==== TEXT EXCERPT
Interior Design Magazine

How Do Sheeting Line Systems Work?

By Tracy Ashley @stella_jea

Sheeting Line Systems

Sheeting lines are versatile bakery equipment pieces that can be used for everything from ciabatta to pan bread, having a wide variety of sizes and shapes. These machines are considered by many people as suitable only for the dough of artisan bread, which is very sticky & wet and contains about 60 to 90 percent water. However, their ability to assist in the preparation of various bakery items shows how versatile they really are.

The process of sheeting generally begins with a low stress head having a hopper right above it, into which the dough is normally dumped from the mixing bowl or mixer. Often, the dough is chunked into small pieces and then allowed to enter the sheeting section. In case somebody is using stiffer or grain dough, they usually have to bring it down via the rollers on the conveyor bed in the form of a narrow and thick layer. Bread sheeting lines equipment necessitate the usage of flour dusters all throughout the entire processing method. This helps in preventing the dough from sticking onto the conveyor so that it can be managed through various reduction stations and rollers.
========
==== DATASET EXCERPTS
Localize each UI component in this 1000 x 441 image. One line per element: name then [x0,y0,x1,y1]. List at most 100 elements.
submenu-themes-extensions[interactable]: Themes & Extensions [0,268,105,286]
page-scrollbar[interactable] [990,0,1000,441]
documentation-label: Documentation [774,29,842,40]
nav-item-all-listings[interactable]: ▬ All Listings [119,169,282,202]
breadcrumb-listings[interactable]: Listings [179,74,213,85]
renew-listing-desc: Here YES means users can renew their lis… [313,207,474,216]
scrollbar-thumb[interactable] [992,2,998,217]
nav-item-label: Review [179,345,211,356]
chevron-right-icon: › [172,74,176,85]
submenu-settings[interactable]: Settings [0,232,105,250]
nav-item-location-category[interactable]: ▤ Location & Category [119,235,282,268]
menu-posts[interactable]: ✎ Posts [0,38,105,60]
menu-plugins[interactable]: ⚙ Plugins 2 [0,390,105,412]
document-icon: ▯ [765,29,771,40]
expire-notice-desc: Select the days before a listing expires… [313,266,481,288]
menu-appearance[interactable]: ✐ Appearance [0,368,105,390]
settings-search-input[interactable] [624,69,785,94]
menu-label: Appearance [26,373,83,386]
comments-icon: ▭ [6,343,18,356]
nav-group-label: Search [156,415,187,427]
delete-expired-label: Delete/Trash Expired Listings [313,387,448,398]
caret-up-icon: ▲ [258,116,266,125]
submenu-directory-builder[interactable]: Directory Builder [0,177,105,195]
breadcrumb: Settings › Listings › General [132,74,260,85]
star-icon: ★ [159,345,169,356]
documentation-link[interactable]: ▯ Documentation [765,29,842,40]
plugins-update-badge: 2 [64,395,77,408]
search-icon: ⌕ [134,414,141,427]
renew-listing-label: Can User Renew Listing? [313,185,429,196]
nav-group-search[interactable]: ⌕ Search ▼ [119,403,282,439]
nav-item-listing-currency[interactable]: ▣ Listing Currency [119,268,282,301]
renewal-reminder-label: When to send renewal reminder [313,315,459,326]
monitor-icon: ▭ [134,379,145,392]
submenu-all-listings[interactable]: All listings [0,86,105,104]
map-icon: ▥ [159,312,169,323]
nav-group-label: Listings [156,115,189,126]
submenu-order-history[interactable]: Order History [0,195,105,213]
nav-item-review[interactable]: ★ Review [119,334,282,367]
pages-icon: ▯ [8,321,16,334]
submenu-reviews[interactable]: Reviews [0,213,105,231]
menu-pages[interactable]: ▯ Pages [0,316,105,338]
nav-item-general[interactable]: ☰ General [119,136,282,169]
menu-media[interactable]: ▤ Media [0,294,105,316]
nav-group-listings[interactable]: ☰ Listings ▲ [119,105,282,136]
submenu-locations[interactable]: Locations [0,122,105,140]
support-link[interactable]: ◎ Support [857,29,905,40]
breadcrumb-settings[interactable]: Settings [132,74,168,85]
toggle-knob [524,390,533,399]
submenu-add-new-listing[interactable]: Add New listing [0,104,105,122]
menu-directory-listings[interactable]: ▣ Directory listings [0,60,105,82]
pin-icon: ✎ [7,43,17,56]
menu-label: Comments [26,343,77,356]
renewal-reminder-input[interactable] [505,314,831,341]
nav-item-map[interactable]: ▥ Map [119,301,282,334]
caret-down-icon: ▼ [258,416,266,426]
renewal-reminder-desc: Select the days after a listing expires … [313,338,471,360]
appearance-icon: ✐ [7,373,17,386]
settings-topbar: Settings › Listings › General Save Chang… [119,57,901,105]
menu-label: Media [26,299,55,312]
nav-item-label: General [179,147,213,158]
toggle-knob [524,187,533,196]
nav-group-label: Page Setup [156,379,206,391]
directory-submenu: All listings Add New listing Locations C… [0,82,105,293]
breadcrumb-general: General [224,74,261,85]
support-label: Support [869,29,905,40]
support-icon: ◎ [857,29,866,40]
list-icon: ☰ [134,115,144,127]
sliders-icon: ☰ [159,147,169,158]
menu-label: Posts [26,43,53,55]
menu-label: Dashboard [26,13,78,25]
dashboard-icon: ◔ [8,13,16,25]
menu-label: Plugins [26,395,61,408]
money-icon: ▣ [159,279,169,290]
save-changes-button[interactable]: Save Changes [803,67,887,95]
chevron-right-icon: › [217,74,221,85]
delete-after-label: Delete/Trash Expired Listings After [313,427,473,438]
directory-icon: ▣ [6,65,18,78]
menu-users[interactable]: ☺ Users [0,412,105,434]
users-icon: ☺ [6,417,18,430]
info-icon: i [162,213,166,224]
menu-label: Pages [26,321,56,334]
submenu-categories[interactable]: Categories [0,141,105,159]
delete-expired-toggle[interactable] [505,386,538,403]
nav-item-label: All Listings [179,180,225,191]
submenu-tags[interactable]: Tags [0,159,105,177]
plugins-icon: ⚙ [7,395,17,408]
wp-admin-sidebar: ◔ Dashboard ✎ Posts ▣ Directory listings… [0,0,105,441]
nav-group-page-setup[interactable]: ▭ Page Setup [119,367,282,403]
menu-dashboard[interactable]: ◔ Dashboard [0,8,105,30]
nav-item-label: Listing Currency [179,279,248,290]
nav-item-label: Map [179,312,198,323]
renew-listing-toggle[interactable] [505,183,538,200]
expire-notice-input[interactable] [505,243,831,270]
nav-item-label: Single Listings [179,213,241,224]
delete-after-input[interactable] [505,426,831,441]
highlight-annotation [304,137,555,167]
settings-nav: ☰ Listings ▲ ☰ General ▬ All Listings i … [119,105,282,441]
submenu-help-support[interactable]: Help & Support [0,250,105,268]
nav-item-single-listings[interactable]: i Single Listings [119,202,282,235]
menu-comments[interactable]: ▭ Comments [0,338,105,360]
========
WORK INSTRUCTION A -
According to the sheeting line article, how much water does artisan bread dough contain?
WORK INSTRUCTION B -
Repeat word for word the part of the sheeting line article that begins at the words "How Do Sheeting" and stops after "they really are.".

WRITTEN REPLY A -
About 60 to 90 percent.

WRITTEN REPLY B -
How Do Sheeting Line Systems Work?

By Tracy Ashley @stella_jea

Sheeting Line Systems

Sheeting lines are versatile bakery equipment pieces that can be used for everything from ciabatta to pan bread, having a wide variety of sizes and shapes. These machines are considered by many people as suitable only for the dough of artisan bread, which is very sticky & wet and contains about 60 to 90 percent water. However, their ability to assist in the preparation of various bakery items shows how versatile they really are.